======== Data to process ========
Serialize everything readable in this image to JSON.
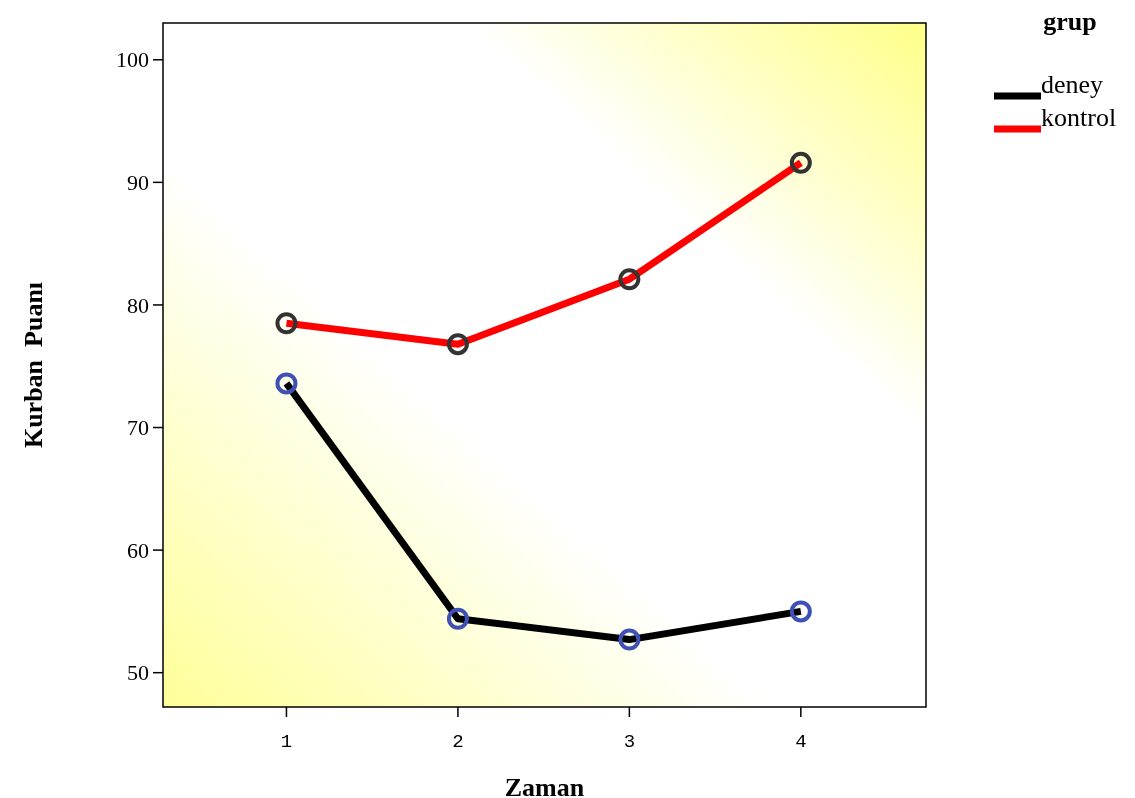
{
  "chart_data": {
    "type": "line",
    "xlabel": "Zaman",
    "ylabel": "Kurban  Puanı",
    "legend_title": "grup",
    "x": [
      1,
      2,
      3,
      4
    ],
    "xlim": [
      0.28,
      4.73
    ],
    "xticks": [
      1,
      2,
      3,
      4
    ],
    "ylim": [
      47.2,
      103
    ],
    "yticks": [
      50,
      60,
      70,
      80,
      90,
      100
    ],
    "series": [
      {
        "name": "deney",
        "color": "#000000",
        "values": [
          73.6,
          54.4,
          52.7,
          55.0
        ]
      },
      {
        "name": "kontrol",
        "color": "#ff0000",
        "values": [
          78.5,
          76.8,
          82.1,
          91.6
        ]
      }
    ],
    "marker": "circle",
    "legend": "top right",
    "grid": false
  }
}
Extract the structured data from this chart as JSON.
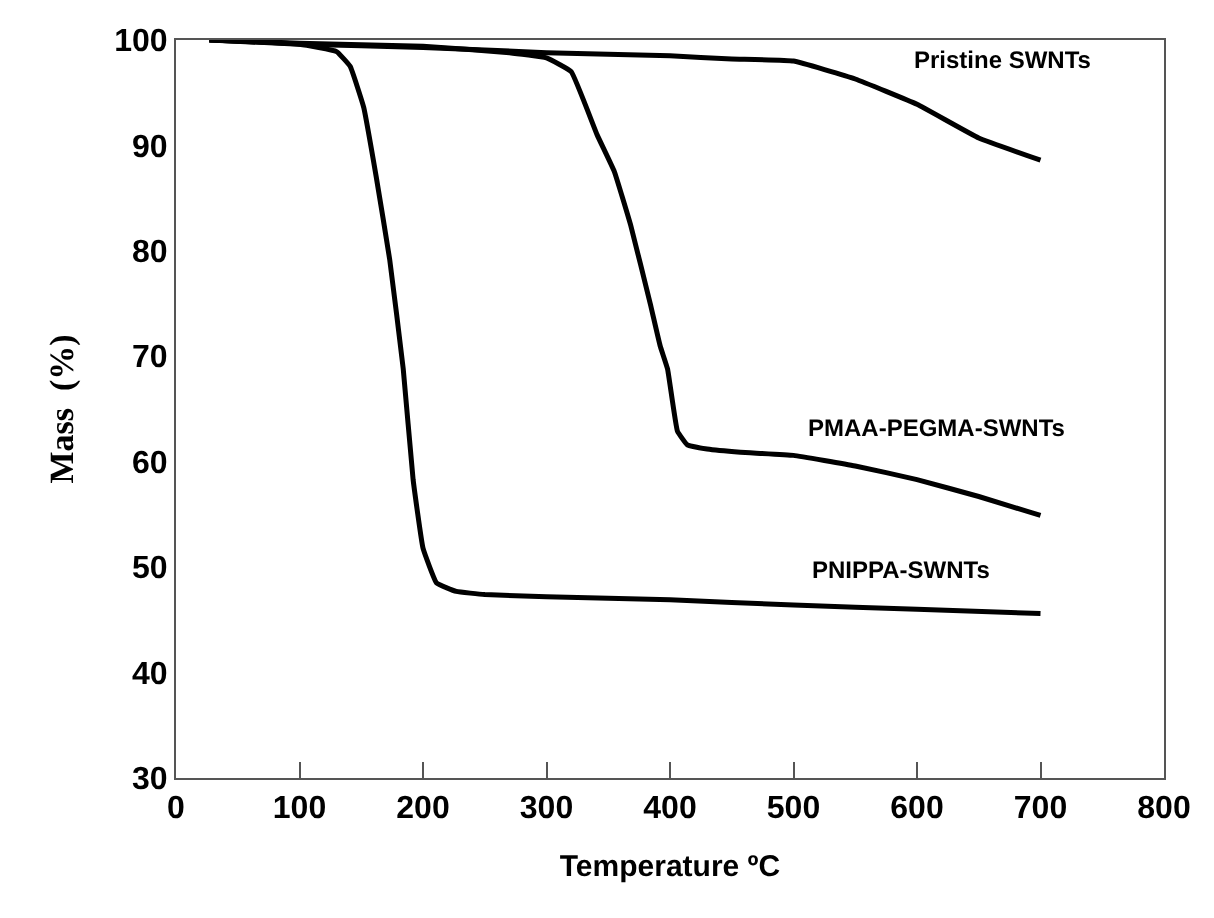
{
  "chart_data": {
    "type": "line",
    "xlabel": "Temperature ºC",
    "ylabel": "Mass  (%)",
    "xlim": [
      0,
      800
    ],
    "ylim": [
      30,
      100
    ],
    "xticks": [
      0,
      100,
      200,
      300,
      400,
      500,
      600,
      700,
      800
    ],
    "yticks": [
      30,
      40,
      50,
      60,
      70,
      80,
      90,
      100
    ],
    "legend": false,
    "marker": "none",
    "line_style": "solid",
    "series": [
      {
        "name": "Pristine SWNTs",
        "color": "#000000",
        "x": [
          27,
          100,
          200,
          300,
          400,
          450,
          500,
          550,
          600,
          650,
          700
        ],
        "values": [
          100,
          99.6,
          99.3,
          98.8,
          98.5,
          98.2,
          98.0,
          96.3,
          93.9,
          90.7,
          88.6
        ]
      },
      {
        "name": "PMAA-PEGMA-SWNTs",
        "color": "#000000",
        "x": [
          27,
          100,
          200,
          270,
          300,
          320,
          341,
          355,
          368,
          384,
          392,
          398,
          406,
          414,
          430,
          457,
          500,
          550,
          600,
          650,
          700
        ],
        "values": [
          100,
          99.7,
          99.4,
          98.8,
          98.3,
          97.0,
          91.0,
          87.5,
          82.5,
          75.0,
          71.0,
          68.8,
          62.9,
          61.6,
          61.2,
          60.9,
          60.6,
          59.6,
          58.3,
          56.7,
          54.9
        ]
      },
      {
        "name": "PNIPPA-SWNTs",
        "color": "#000000",
        "x": [
          27,
          100,
          130,
          141,
          152,
          162,
          173,
          184,
          192,
          200,
          211,
          227,
          250,
          300,
          400,
          500,
          600,
          700
        ],
        "values": [
          100,
          99.6,
          98.9,
          97.5,
          93.6,
          87.1,
          79.2,
          68.8,
          58.3,
          51.8,
          48.5,
          47.7,
          47.4,
          47.2,
          46.9,
          46.4,
          46.0,
          45.6
        ]
      }
    ]
  }
}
========
**Stated task**
Extract the text of all the records above verbatim, excluding pictures.

**Answer below**
Serialize everything readable in this image to JSON.
{
  "chart_data": {
    "type": "line",
    "xlabel": "Zaman",
    "ylabel": "Kurban  Puanı",
    "legend_title": "grup",
    "x": [
      1,
      2,
      3,
      4
    ],
    "xlim": [
      0.28,
      4.73
    ],
    "xticks": [
      1,
      2,
      3,
      4
    ],
    "ylim": [
      47.2,
      103
    ],
    "yticks": [
      50,
      60,
      70,
      80,
      90,
      100
    ],
    "series": [
      {
        "name": "deney",
        "color": "#000000",
        "values": [
          73.6,
          54.4,
          52.7,
          55.0
        ]
      },
      {
        "name": "kontrol",
        "color": "#ff0000",
        "values": [
          78.5,
          76.8,
          82.1,
          91.6
        ]
      }
    ],
    "marker": "circle",
    "legend": "top right",
    "grid": false
  }
}
Extract the structured data from this chart as JSON.
{
  "chart_data": {
    "type": "line",
    "xlabel": "Temperature ºC",
    "ylabel": "Mass  (%)",
    "xlim": [
      0,
      800
    ],
    "ylim": [
      30,
      100
    ],
    "xticks": [
      0,
      100,
      200,
      300,
      400,
      500,
      600,
      700,
      800
    ],
    "yticks": [
      30,
      40,
      50,
      60,
      70,
      80,
      90,
      100
    ],
    "legend": false,
    "marker": "none",
    "line_style": "solid",
    "series": [
      {
        "name": "Pristine SWNTs",
        "color": "#000000",
        "x": [
          27,
          100,
          200,
          300,
          400,
          450,
          500,
          550,
          600,
          650,
          700
        ],
        "values": [
          100,
          99.6,
          99.3,
          98.8,
          98.5,
          98.2,
          98.0,
          96.3,
          93.9,
          90.7,
          88.6
        ]
      },
      {
        "name": "PMAA-PEGMA-SWNTs",
        "color": "#000000",
        "x": [
          27,
          100,
          200,
          270,
          300,
          320,
          341,
          355,
          368,
          384,
          392,
          398,
          406,
          414,
          430,
          457,
          500,
          550,
          600,
          650,
          700
        ],
        "values": [
          100,
          99.7,
          99.4,
          98.8,
          98.3,
          97.0,
          91.0,
          87.5,
          82.5,
          75.0,
          71.0,
          68.8,
          62.9,
          61.6,
          61.2,
          60.9,
          60.6,
          59.6,
          58.3,
          56.7,
          54.9
        ]
      },
      {
        "name": "PNIPPA-SWNTs",
        "color": "#000000",
        "x": [
          27,
          100,
          130,
          141,
          152,
          162,
          173,
          184,
          192,
          200,
          211,
          227,
          250,
          300,
          400,
          500,
          600,
          700
        ],
        "values": [
          100,
          99.6,
          98.9,
          97.5,
          93.6,
          87.1,
          79.2,
          68.8,
          58.3,
          51.8,
          48.5,
          47.7,
          47.4,
          47.2,
          46.9,
          46.4,
          46.0,
          45.6
        ]
      }
    ]
  }
}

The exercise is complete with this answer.